Return the whole listing exactly as it stands.

** Start of Data entries **

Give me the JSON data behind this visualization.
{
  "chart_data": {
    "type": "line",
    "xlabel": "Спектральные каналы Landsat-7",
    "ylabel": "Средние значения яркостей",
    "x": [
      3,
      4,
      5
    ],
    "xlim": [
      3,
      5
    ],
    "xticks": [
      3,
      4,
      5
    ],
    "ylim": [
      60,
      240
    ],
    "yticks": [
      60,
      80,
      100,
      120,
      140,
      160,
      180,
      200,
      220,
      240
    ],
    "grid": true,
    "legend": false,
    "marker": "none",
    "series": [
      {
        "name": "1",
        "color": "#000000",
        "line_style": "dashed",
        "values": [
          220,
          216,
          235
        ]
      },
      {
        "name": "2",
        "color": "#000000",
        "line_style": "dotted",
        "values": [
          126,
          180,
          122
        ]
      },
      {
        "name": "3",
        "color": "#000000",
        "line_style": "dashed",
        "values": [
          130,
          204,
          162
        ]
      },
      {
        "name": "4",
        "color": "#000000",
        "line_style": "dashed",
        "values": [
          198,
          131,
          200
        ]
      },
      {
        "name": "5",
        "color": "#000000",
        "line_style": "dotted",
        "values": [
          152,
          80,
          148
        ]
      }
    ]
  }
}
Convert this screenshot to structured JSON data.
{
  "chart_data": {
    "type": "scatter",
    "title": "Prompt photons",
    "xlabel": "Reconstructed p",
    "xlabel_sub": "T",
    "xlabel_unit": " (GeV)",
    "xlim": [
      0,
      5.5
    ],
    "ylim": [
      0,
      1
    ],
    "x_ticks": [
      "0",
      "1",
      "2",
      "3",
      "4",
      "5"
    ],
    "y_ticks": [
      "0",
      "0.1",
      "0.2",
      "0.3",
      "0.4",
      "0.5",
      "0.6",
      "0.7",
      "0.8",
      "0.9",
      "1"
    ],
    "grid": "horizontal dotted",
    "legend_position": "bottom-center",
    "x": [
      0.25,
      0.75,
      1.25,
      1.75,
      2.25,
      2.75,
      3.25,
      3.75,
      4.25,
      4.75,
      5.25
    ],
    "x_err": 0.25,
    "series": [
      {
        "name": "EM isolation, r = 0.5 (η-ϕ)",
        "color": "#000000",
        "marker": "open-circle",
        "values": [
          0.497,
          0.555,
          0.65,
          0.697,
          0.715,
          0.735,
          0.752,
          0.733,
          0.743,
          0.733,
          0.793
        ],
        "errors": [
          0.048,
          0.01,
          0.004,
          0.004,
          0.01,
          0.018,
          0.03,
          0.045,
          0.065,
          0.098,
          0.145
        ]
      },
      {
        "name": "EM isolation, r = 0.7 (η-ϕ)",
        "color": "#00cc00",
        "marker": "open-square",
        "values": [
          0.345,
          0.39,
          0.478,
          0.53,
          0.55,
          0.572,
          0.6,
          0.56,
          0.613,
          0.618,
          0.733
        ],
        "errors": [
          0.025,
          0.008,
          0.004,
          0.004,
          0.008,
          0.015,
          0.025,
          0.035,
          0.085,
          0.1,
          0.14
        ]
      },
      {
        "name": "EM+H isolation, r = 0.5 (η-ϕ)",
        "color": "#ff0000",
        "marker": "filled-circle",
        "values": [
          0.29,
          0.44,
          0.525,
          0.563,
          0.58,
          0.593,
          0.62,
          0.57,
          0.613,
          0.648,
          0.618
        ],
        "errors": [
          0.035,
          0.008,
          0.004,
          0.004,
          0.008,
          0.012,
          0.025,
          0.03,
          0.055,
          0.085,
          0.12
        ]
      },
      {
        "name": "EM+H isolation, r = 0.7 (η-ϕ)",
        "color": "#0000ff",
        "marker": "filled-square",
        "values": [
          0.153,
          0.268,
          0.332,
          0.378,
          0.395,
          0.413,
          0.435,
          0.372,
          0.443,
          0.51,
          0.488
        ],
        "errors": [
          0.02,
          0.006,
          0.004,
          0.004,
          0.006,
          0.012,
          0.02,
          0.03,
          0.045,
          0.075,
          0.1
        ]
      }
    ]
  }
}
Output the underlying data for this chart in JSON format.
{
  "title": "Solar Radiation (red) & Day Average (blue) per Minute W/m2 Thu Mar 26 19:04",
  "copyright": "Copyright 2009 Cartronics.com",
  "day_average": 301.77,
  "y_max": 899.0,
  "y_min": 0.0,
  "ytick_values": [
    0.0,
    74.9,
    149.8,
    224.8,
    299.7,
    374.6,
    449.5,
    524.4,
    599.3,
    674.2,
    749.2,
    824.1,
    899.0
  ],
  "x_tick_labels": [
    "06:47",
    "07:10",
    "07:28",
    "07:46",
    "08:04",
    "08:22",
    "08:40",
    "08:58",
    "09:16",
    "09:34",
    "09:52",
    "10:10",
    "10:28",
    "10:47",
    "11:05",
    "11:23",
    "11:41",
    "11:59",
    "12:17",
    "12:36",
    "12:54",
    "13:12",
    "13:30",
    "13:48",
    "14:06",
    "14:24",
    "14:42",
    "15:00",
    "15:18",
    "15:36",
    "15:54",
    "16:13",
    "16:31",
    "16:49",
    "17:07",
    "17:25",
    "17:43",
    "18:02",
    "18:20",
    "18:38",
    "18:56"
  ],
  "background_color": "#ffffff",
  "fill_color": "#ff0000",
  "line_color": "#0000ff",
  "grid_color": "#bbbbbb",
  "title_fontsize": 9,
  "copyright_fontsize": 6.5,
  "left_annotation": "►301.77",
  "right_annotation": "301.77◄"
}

** End of Data entries **

### Reply to the exercise
Give me the JSON data behind this visualization.
{
  "chart_data": {
    "type": "line",
    "xlabel": "Спектральные каналы Landsat-7",
    "ylabel": "Средние значения яркостей",
    "x": [
      3,
      4,
      5
    ],
    "xlim": [
      3,
      5
    ],
    "xticks": [
      3,
      4,
      5
    ],
    "ylim": [
      60,
      240
    ],
    "yticks": [
      60,
      80,
      100,
      120,
      140,
      160,
      180,
      200,
      220,
      240
    ],
    "grid": true,
    "legend": false,
    "marker": "none",
    "series": [
      {
        "name": "1",
        "color": "#000000",
        "line_style": "dashed",
        "values": [
          220,
          216,
          235
        ]
      },
      {
        "name": "2",
        "color": "#000000",
        "line_style": "dotted",
        "values": [
          126,
          180,
          122
        ]
      },
      {
        "name": "3",
        "color": "#000000",
        "line_style": "dashed",
        "values": [
          130,
          204,
          162
        ]
      },
      {
        "name": "4",
        "color": "#000000",
        "line_style": "dashed",
        "values": [
          198,
          131,
          200
        ]
      },
      {
        "name": "5",
        "color": "#000000",
        "line_style": "dotted",
        "values": [
          152,
          80,
          148
        ]
      }
    ]
  }
}
Convert this screenshot to structured JSON data.
{
  "chart_data": {
    "type": "scatter",
    "title": "Prompt photons",
    "xlabel": "Reconstructed p",
    "xlabel_sub": "T",
    "xlabel_unit": " (GeV)",
    "xlim": [
      0,
      5.5
    ],
    "ylim": [
      0,
      1
    ],
    "x_ticks": [
      "0",
      "1",
      "2",
      "3",
      "4",
      "5"
    ],
    "y_ticks": [
      "0",
      "0.1",
      "0.2",
      "0.3",
      "0.4",
      "0.5",
      "0.6",
      "0.7",
      "0.8",
      "0.9",
      "1"
    ],
    "grid": "horizontal dotted",
    "legend_position": "bottom-center",
    "x": [
      0.25,
      0.75,
      1.25,
      1.75,
      2.25,
      2.75,
      3.25,
      3.75,
      4.25,
      4.75,
      5.25
    ],
    "x_err": 0.25,
    "series": [
      {
        "name": "EM isolation, r = 0.5 (η-ϕ)",
        "color": "#000000",
        "marker": "open-circle",
        "values": [
          0.497,
          0.555,
          0.65,
          0.697,
          0.715,
          0.735,
          0.752,
          0.733,
          0.743,
          0.733,
          0.793
        ],
        "errors": [
          0.048,
          0.01,
          0.004,
          0.004,
          0.01,
          0.018,
          0.03,
          0.045,
          0.065,
          0.098,
          0.145
        ]
      },
      {
        "name": "EM isolation, r = 0.7 (η-ϕ)",
        "color": "#00cc00",
        "marker": "open-square",
        "values": [
          0.345,
          0.39,
          0.478,
          0.53,
          0.55,
          0.572,
          0.6,
          0.56,
          0.613,
          0.618,
          0.733
        ],
        "errors": [
          0.025,
          0.008,
          0.004,
          0.004,
          0.008,
          0.015,
          0.025,
          0.035,
          0.085,
          0.1,
          0.14
        ]
      },
      {
        "name": "EM+H isolation, r = 0.5 (η-ϕ)",
        "color": "#ff0000",
        "marker": "filled-circle",
        "values": [
          0.29,
          0.44,
          0.525,
          0.563,
          0.58,
          0.593,
          0.62,
          0.57,
          0.613,
          0.648,
          0.618
        ],
        "errors": [
          0.035,
          0.008,
          0.004,
          0.004,
          0.008,
          0.012,
          0.025,
          0.03,
          0.055,
          0.085,
          0.12
        ]
      },
      {
        "name": "EM+H isolation, r = 0.7 (η-ϕ)",
        "color": "#0000ff",
        "marker": "filled-square",
        "values": [
          0.153,
          0.268,
          0.332,
          0.378,
          0.395,
          0.413,
          0.435,
          0.372,
          0.443,
          0.51,
          0.488
        ],
        "errors": [
          0.02,
          0.006,
          0.004,
          0.004,
          0.006,
          0.012,
          0.02,
          0.03,
          0.045,
          0.075,
          0.1
        ]
      }
    ]
  }
}
Output the underlying data for this chart in JSON format.
{
  "title": "Solar Radiation (red) & Day Average (blue) per Minute W/m2 Thu Mar 26 19:04",
  "copyright": "Copyright 2009 Cartronics.com",
  "day_average": 301.77,
  "y_max": 899.0,
  "y_min": 0.0,
  "ytick_values": [
    0.0,
    74.9,
    149.8,
    224.8,
    299.7,
    374.6,
    449.5,
    524.4,
    599.3,
    674.2,
    749.2,
    824.1,
    899.0
  ],
  "x_tick_labels": [
    "06:47",
    "07:10",
    "07:28",
    "07:46",
    "08:04",
    "08:22",
    "08:40",
    "08:58",
    "09:16",
    "09:34",
    "09:52",
    "10:10",
    "10:28",
    "10:47",
    "11:05",
    "11:23",
    "11:41",
    "11:59",
    "12:17",
    "12:36",
    "12:54",
    "13:12",
    "13:30",
    "13:48",
    "14:06",
    "14:24",
    "14:42",
    "15:00",
    "15:18",
    "15:36",
    "15:54",
    "16:13",
    "16:31",
    "16:49",
    "17:07",
    "17:25",
    "17:43",
    "18:02",
    "18:20",
    "18:38",
    "18:56"
  ],
  "background_color": "#ffffff",
  "fill_color": "#ff0000",
  "line_color": "#0000ff",
  "grid_color": "#bbbbbb",
  "title_fontsize": 9,
  "copyright_fontsize": 6.5,
  "left_annotation": "►301.77",
  "right_annotation": "301.77◄"
}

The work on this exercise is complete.